В камеру не давали газет. Но однажды на каком-то клочке, валявшемся на полу в туалете, я прочел, что Сармат Косирати был связан с белой эмиграцией: состоял с кем-то в переписке. Вот тебе на! По этому делу в прошлом или позапрошлом году Сармат уже был исключен из партии, но потом оправдан и восстановлен. Зачем же опять извлекли на свет это старое дело? Как я понял из этого кусочка газеты, Сармат тоже арестован. Что они все, с ума посходили? Ведь про Сармата говорили, что он дует на холодную воду, все считали его чрезмерно осторожным.

Идут дни. Живем в камере. Десять-пятнадцать минут в день бродим по тесному двору. От голода не страдаем: родственники носят нам передачи. Никто из нас не знает за собой вины, но невозможно быть спокойным, видя, что творится вокруг. Каждый день, глядя сквозь дырочку во двор, мы узнаем, что кто-то опять арестован.

Но что это? Одного из нашей камеры вызвали с вещами. За ним второго, третьего — всего пять человек. Среди них Дзеранов и Псхациев. Последний намеками пожелал нам поскорей покинуть эту камеру, но открыто сказать то ли постеснялся, то ли побоялся.


Мы по очереди смотрим в дырочку. Это «освобождение» кажется нам сомнительным. Видимо, из других камер тоже вывели людей: во дворе возле ворот собирается большая группа. Но отсюда никого не выпускают группами. Кроме того, насколько мы знаем, выпускают не через ворота, а через дверь. И еще: среди тех, кого вызвали, нет ни одного, по чьему делу следствие закончено, — вряд ли их могут освободить.

Их увели со двора. Мы не знали, куда, но почти не сомневались, что в тюрьму.

Прошло несколько часов, и вот снова вызывают. На этот раз Газакка. Я думал, его тоже отправят в тюрьму, но его прямиком отвели в подвал.

Уже вечерело, когда железная лестница загудела под чьими-то шагами. За кем опять идут? Вдруг загремел замок нашей камеры. Дверь открылась, через порог переступил Дзеранов. На себя не похож: бледный, какой-то потерянный. Немного успокоившись, он стал рассказывать о том, что с ним произошло.

_Предоставленные записи_
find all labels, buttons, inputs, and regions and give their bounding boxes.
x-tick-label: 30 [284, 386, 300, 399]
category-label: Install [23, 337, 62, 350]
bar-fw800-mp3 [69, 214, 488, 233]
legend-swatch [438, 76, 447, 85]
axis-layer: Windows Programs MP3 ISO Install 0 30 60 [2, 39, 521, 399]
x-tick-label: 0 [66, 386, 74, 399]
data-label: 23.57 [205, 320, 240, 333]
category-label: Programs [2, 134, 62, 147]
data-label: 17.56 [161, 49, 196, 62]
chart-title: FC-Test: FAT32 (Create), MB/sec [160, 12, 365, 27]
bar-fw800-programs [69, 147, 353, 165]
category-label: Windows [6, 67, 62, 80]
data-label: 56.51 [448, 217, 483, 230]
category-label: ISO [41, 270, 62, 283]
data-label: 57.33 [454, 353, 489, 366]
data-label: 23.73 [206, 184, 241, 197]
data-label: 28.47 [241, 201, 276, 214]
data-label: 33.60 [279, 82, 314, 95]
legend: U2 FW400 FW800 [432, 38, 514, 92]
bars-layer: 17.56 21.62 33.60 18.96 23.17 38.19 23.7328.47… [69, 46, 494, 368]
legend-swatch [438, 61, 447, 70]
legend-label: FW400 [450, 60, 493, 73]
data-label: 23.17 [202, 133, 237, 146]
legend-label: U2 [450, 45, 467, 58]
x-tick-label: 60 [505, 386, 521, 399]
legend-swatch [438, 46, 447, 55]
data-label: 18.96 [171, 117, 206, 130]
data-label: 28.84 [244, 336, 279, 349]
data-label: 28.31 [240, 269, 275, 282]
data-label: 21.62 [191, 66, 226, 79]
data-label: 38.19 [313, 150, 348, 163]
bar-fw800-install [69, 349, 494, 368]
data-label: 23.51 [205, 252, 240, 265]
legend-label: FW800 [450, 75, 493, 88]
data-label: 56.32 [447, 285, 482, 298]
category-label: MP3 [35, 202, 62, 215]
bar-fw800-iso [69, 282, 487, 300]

_Задание_
Продолжите текст о заключенных тюремной камеры, начав сразу после его последней фразы. Записи никак не связаны с текстом.

_Ответ к заданию_
Выходя из камеры, он не сомневался, что его отпустят домой, ведь за ним не было никакой вины. Но, когда его вместе с другими посадили в кузов машины, эта уверенность сильно поколебалась. Машина покатила по городским улицам на запад, на левый берег, и тогда он понял, что их везут в тюрьму.

Машина остановилась возле тюремных ворот. Арестованных стали вызывать, они по одному исчезали за тюремной дверью. Дзеранов ждал своей очереди, но его фамилию так и не назвали. Увели всех, он остался один. Вышли сопровождающие их конвоиры, сели в кузов, и машина снова тронулась с места, но поехала не обратно, а по Ардонской улице в сторону Гизели. И Дзеранов решил, что его везут расстреливать.

Когда-то он слышал, что приговоренных к смерти чекисты расстреливают где-то в поле.

Но машина свернула с Ардонской улицы влево и по Республиканской /ныне Орджоникидзе/ поехала к Чугунному мосту. Тогда у Дзеранова появилась новая мысль: к тюрьме его возили нарочно, чтобы все думали, что он там, а теперь его тайно расстреляют в НКВД.


Подойдя к двери камеры, из которой вышел сегодня утром, он спросил, почему его вернули. Ему сказали: потому что бумаги были неправильно оформлены.

, Кое-кто в камере посмеялся над этой историей, кое-кто удивился, но мне она показалась зловещей. Если преступник ждет казной или невиновный ждет освобождения, так и положено. Но каково ни в чем не повинному человеку ожидать то освобождения, то расстрела? Нужен второй Достоевский, чтобы описать его переживания.

На другой день Дзеранова увезли в тюрьму.

Через два или три дня настала и моя очередь. Я спросил, как быть с передачей, которую родственники должны принести мне завтра. Мне ответили, что их направят в тюрьму. Я еще заикнулся о своей постели, но никто не знал, куда она девалась. Меня отвезли одного и сдали дежурному по тюрьме. Тот обыскал меня. Заставил оторвать мундштуки от папирос. Потом стал изучать документы, Бремя от времени поглядывая на меня.

Он отвел меня в корпус, где содержат подследственных. Я рассчитывал встретить кого-нибудь, с кем сидел раньше, но не тут-то было! Меня втолкнули в пустую камеру. Надзиратель в коридоре спросил дежурного:

— Почему сюда?

— Открывай, открывай! Это не твое дело.

Маленькая камера. Из угла в угол три с половиной шага.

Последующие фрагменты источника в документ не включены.